--- start DATA RECORDS ---

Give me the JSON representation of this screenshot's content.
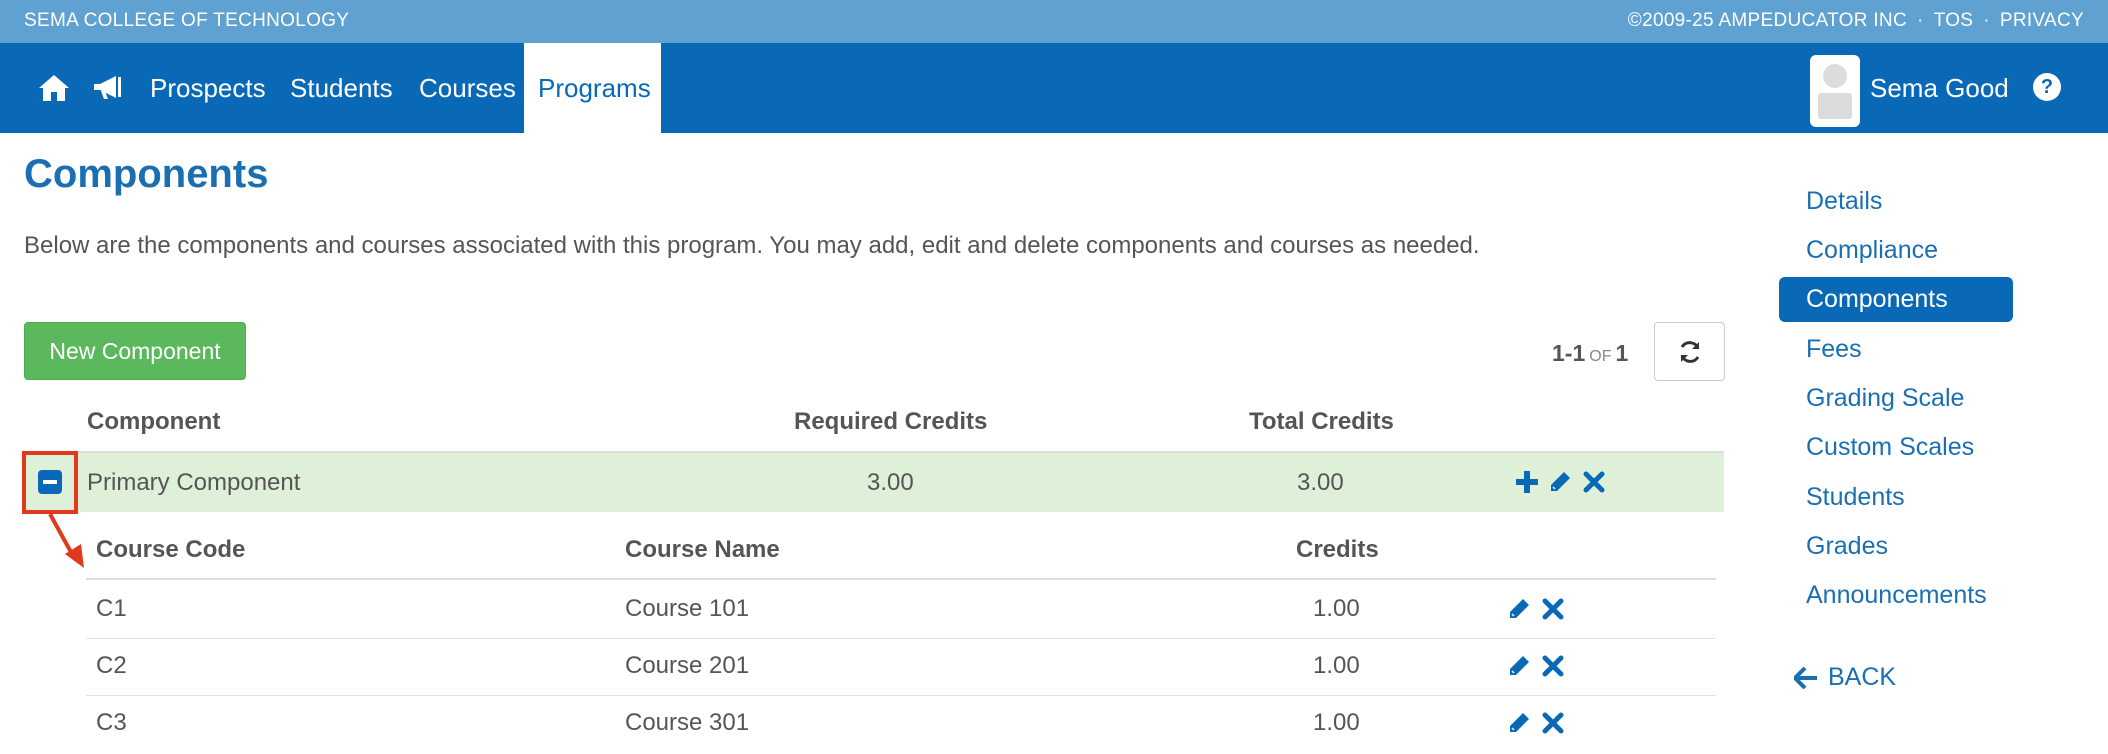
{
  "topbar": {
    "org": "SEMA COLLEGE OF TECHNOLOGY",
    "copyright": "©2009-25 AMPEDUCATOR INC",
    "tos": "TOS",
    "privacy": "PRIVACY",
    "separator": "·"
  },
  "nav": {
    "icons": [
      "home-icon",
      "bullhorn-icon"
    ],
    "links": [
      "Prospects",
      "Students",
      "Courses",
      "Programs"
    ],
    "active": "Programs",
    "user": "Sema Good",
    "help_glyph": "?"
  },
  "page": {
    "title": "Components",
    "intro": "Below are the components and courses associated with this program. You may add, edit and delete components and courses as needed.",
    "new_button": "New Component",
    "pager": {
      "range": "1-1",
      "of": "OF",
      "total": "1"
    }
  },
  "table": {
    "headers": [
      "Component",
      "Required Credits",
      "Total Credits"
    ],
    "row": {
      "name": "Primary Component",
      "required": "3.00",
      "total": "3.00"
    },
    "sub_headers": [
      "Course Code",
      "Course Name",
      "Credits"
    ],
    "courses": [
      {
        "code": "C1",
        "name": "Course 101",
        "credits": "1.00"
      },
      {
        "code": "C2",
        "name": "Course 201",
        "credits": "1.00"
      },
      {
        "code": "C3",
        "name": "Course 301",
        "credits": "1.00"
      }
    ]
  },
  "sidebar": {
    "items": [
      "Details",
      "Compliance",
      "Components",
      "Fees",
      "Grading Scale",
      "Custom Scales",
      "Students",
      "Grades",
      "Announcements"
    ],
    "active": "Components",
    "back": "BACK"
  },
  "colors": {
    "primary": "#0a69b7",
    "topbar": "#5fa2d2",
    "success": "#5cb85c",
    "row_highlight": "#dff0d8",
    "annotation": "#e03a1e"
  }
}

--- end DATA RECORDS ---
--- start DATA RECORDS ---

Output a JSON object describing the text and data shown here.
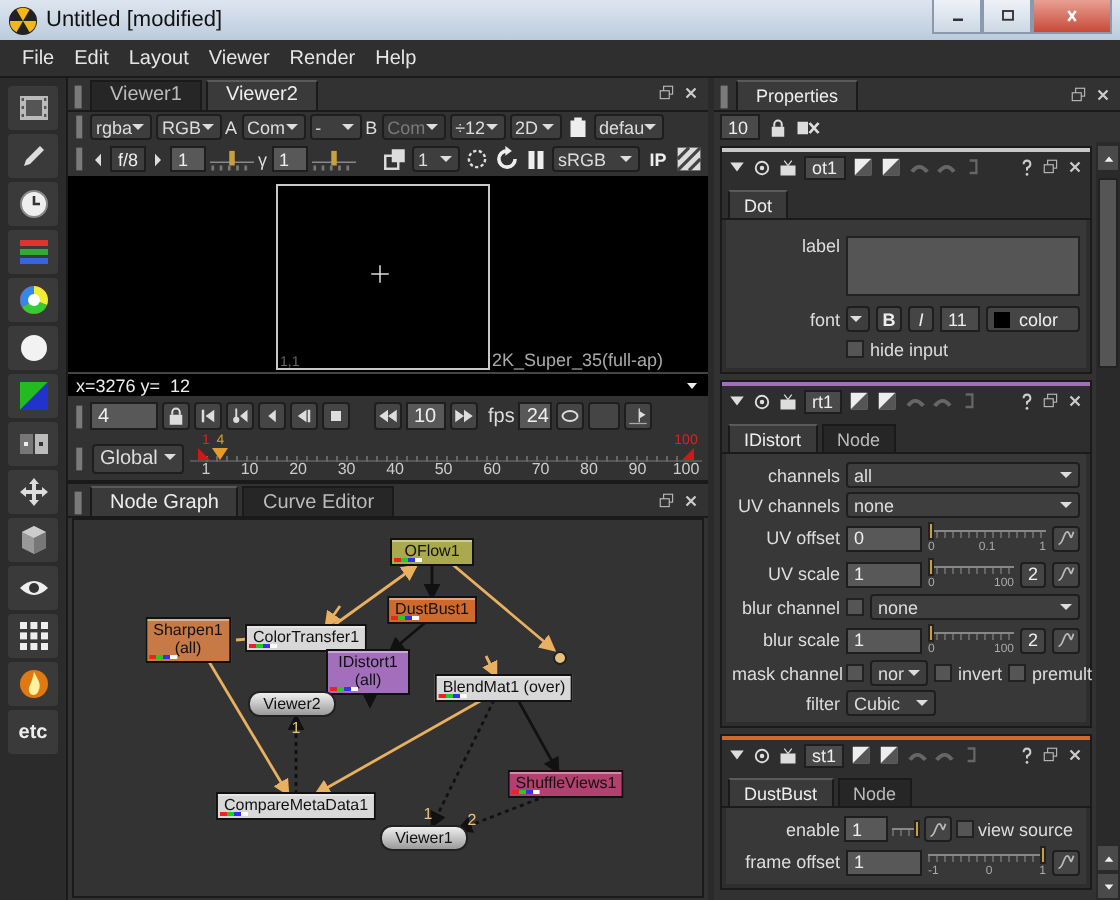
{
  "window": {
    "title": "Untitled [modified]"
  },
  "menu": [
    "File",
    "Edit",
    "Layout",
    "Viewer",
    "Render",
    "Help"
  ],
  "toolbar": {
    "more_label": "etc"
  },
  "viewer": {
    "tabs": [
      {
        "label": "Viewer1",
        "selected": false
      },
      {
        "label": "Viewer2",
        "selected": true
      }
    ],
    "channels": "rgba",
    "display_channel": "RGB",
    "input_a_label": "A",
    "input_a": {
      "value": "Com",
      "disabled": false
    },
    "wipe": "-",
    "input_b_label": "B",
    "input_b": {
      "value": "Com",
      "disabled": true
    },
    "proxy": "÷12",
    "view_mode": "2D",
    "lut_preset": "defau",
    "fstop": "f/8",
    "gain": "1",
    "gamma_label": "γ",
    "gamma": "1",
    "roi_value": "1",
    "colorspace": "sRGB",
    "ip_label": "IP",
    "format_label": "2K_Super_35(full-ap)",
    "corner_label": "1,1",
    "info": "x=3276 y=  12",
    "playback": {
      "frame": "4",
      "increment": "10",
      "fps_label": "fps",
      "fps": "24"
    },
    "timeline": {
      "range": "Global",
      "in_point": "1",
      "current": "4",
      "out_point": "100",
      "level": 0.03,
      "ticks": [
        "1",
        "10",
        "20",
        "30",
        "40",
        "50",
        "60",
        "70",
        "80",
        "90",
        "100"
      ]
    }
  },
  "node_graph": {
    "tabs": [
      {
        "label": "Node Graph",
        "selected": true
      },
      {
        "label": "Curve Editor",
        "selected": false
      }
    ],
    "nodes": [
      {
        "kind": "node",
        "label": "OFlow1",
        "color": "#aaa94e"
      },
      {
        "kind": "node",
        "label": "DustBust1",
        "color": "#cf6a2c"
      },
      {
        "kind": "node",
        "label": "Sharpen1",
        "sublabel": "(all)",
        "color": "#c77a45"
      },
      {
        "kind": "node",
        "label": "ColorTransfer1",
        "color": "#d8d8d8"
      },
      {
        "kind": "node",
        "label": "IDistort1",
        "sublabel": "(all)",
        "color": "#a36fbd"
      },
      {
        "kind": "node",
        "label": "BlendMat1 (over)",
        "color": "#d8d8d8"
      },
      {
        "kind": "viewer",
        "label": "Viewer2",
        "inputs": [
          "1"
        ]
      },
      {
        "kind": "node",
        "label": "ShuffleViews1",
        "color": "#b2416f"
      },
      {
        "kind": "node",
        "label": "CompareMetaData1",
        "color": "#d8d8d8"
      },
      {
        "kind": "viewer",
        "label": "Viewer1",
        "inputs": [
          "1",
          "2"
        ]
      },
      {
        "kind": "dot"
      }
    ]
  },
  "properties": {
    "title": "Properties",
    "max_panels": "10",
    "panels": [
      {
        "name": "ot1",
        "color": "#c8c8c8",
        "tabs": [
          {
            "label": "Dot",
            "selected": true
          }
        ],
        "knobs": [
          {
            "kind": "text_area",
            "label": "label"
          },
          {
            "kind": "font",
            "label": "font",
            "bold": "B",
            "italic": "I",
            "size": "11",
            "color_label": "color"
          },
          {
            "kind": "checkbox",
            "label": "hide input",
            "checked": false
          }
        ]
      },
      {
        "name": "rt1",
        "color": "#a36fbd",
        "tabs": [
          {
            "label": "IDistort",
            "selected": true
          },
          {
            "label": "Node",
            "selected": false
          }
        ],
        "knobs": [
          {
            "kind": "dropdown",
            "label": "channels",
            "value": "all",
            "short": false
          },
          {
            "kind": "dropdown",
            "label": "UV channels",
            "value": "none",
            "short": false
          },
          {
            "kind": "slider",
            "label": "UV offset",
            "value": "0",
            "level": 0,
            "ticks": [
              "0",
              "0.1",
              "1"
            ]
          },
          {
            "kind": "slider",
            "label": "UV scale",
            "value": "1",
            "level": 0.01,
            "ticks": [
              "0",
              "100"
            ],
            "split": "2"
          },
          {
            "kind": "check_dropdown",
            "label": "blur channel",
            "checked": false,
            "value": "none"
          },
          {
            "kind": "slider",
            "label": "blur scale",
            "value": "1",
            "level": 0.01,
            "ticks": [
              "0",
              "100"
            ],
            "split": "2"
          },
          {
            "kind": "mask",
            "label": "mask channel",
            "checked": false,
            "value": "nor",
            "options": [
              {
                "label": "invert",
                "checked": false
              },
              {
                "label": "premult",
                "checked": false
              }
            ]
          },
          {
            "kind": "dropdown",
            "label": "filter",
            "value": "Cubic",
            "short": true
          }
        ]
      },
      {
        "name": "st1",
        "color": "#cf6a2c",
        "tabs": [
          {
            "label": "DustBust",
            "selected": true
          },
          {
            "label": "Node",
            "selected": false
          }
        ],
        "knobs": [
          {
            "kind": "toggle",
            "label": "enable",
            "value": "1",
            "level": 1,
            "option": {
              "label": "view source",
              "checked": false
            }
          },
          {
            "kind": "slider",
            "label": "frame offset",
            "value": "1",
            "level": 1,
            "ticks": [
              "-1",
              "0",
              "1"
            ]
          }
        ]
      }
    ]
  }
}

--- end DATA RECORDS ---

EXERCISE REQUIREMENTS
Pull every line holding "channels" out of the records.

WORKED SOLUTION
    "channels": "rgba",
            "label": "channels",
            "label": "UV channels",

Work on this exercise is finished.